__Task to complete__
Each entry below should be written out exactly as it is, with no pictures.

__Recorded information__
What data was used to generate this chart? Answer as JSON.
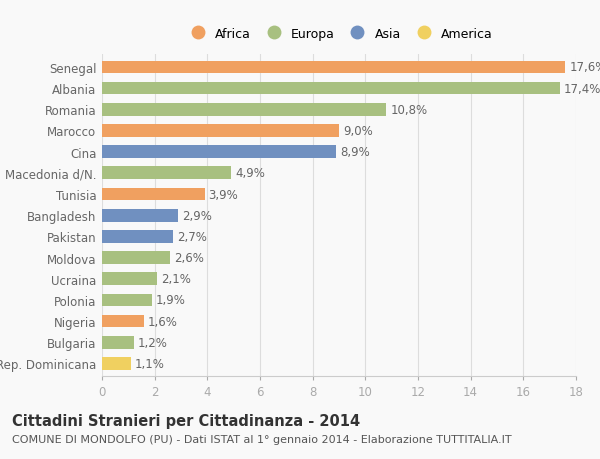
{
  "categories": [
    "Rep. Dominicana",
    "Bulgaria",
    "Nigeria",
    "Polonia",
    "Ucraina",
    "Moldova",
    "Pakistan",
    "Bangladesh",
    "Tunisia",
    "Macedonia d/N.",
    "Cina",
    "Marocco",
    "Romania",
    "Albania",
    "Senegal"
  ],
  "values": [
    1.1,
    1.2,
    1.6,
    1.9,
    2.1,
    2.6,
    2.7,
    2.9,
    3.9,
    4.9,
    8.9,
    9.0,
    10.8,
    17.4,
    17.6
  ],
  "labels": [
    "1,1%",
    "1,2%",
    "1,6%",
    "1,9%",
    "2,1%",
    "2,6%",
    "2,7%",
    "2,9%",
    "3,9%",
    "4,9%",
    "8,9%",
    "9,0%",
    "10,8%",
    "17,4%",
    "17,6%"
  ],
  "colors": [
    "#f0d060",
    "#a8c080",
    "#f0a060",
    "#a8c080",
    "#a8c080",
    "#a8c080",
    "#7090c0",
    "#7090c0",
    "#f0a060",
    "#a8c080",
    "#7090c0",
    "#f0a060",
    "#a8c080",
    "#a8c080",
    "#f0a060"
  ],
  "legend_labels": [
    "Africa",
    "Europa",
    "Asia",
    "America"
  ],
  "legend_colors": [
    "#f0a060",
    "#a8c080",
    "#7090c0",
    "#f0d060"
  ],
  "title1": "Cittadini Stranieri per Cittadinanza - 2014",
  "title2": "COMUNE DI MONDOLFO (PU) - Dati ISTAT al 1° gennaio 2014 - Elaborazione TUTTITALIA.IT",
  "xlim": [
    0,
    18
  ],
  "xticks": [
    0,
    2,
    4,
    6,
    8,
    10,
    12,
    14,
    16,
    18
  ],
  "background_color": "#f9f9f9",
  "bar_height": 0.6,
  "label_fontsize": 8.5,
  "tick_fontsize": 8.5,
  "title1_fontsize": 10.5,
  "title2_fontsize": 8.0
}
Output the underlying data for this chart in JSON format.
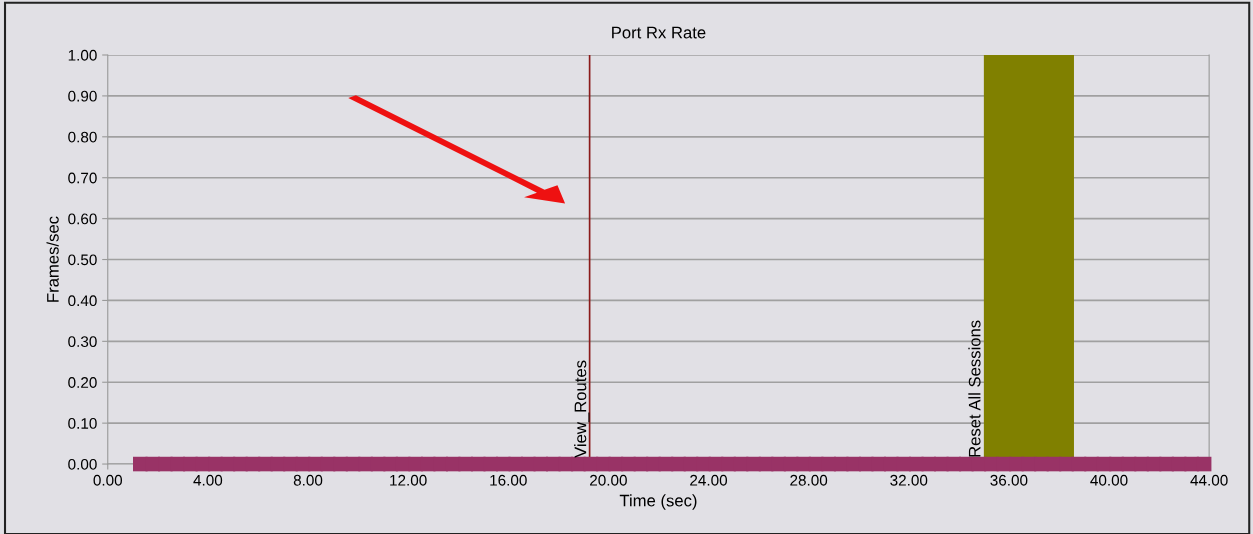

__Solution for this task__
What data was used to generate this chart? Answer as JSON.
{
  "categories": [
    "Rep. Dominicana",
    "Bulgaria",
    "Nigeria",
    "Polonia",
    "Ucraina",
    "Moldova",
    "Pakistan",
    "Bangladesh",
    "Tunisia",
    "Macedonia d/N.",
    "Cina",
    "Marocco",
    "Romania",
    "Albania",
    "Senegal"
  ],
  "values": [
    1.1,
    1.2,
    1.6,
    1.9,
    2.1,
    2.6,
    2.7,
    2.9,
    3.9,
    4.9,
    8.9,
    9.0,
    10.8,
    17.4,
    17.6
  ],
  "labels": [
    "1,1%",
    "1,2%",
    "1,6%",
    "1,9%",
    "2,1%",
    "2,6%",
    "2,7%",
    "2,9%",
    "3,9%",
    "4,9%",
    "8,9%",
    "9,0%",
    "10,8%",
    "17,4%",
    "17,6%"
  ],
  "colors": [
    "#f0d060",
    "#a8c080",
    "#f0a060",
    "#a8c080",
    "#a8c080",
    "#a8c080",
    "#7090c0",
    "#7090c0",
    "#f0a060",
    "#a8c080",
    "#7090c0",
    "#f0a060",
    "#a8c080",
    "#a8c080",
    "#f0a060"
  ],
  "legend_labels": [
    "Africa",
    "Europa",
    "Asia",
    "America"
  ],
  "legend_colors": [
    "#f0a060",
    "#a8c080",
    "#7090c0",
    "#f0d060"
  ],
  "title1": "Cittadini Stranieri per Cittadinanza - 2014",
  "title2": "COMUNE DI MONDOLFO (PU) - Dati ISTAT al 1° gennaio 2014 - Elaborazione TUTTITALIA.IT",
  "xlim": [
    0,
    18
  ],
  "xticks": [
    0,
    2,
    4,
    6,
    8,
    10,
    12,
    14,
    16,
    18
  ],
  "background_color": "#f9f9f9",
  "bar_height": 0.6,
  "label_fontsize": 8.5,
  "tick_fontsize": 8.5,
  "title1_fontsize": 10.5,
  "title2_fontsize": 8.0
}
Output the underlying data for this chart in JSON format.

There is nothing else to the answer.